Find the word "Pink" in the material below and gather every line that contains it.

▼

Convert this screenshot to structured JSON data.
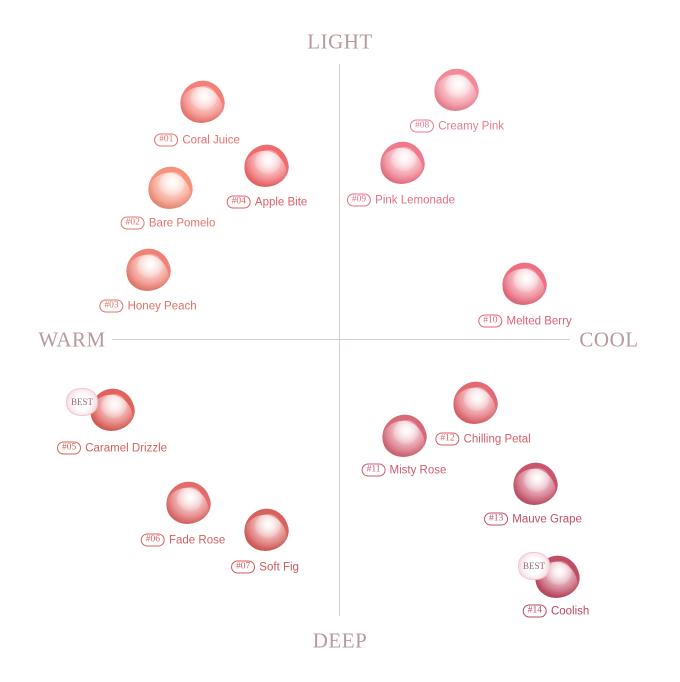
{
  "axes": {
    "top": "LIGHT",
    "bottom": "DEEP",
    "left": "WARM",
    "right": "COOL",
    "color": "#b89a9e"
  },
  "badge_label": "BEST",
  "items": [
    {
      "num": "#01",
      "name": "Coral Juice",
      "color": "#f47f78",
      "text_color": "#e8706c"
    },
    {
      "num": "#02",
      "name": "Bare Pomelo",
      "color": "#f5937c",
      "text_color": "#e8736a"
    },
    {
      "num": "#03",
      "name": "Honey Peach",
      "color": "#f08275",
      "text_color": "#e36f68"
    },
    {
      "num": "#04",
      "name": "Apple Bite",
      "color": "#f06a6e",
      "text_color": "#e45e65"
    },
    {
      "num": "#05",
      "name": "Caramel Drizzle",
      "color": "#e0625c",
      "text_color": "#d9605c",
      "best": true
    },
    {
      "num": "#06",
      "name": "Fade Rose",
      "color": "#e26c6c",
      "text_color": "#d9605e"
    },
    {
      "num": "#07",
      "name": "Soft Fig",
      "color": "#d9615e",
      "text_color": "#d05a5a"
    },
    {
      "num": "#08",
      "name": "Creamy Pink",
      "color": "#f28a9a",
      "text_color": "#ea7b90"
    },
    {
      "num": "#09",
      "name": "Pink Lemonade",
      "color": "#f07a8c",
      "text_color": "#e66f87"
    },
    {
      "num": "#10",
      "name": "Melted Berry",
      "color": "#ec6f83",
      "text_color": "#e0617a"
    },
    {
      "num": "#11",
      "name": "Misty Rose",
      "color": "#d9697a",
      "text_color": "#cf5b72"
    },
    {
      "num": "#12",
      "name": "Chilling Petal",
      "color": "#e26a72",
      "text_color": "#d95d6a"
    },
    {
      "num": "#13",
      "name": "Mauve Grape",
      "color": "#c9566e",
      "text_color": "#c14f68"
    },
    {
      "num": "#14",
      "name": "Coolish",
      "color": "#c24d66",
      "text_color": "#bb4862",
      "best": true
    }
  ]
}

▲

Response to the exercise:
      "name": "Creamy Pink",
      "name": "Pink Lemonade",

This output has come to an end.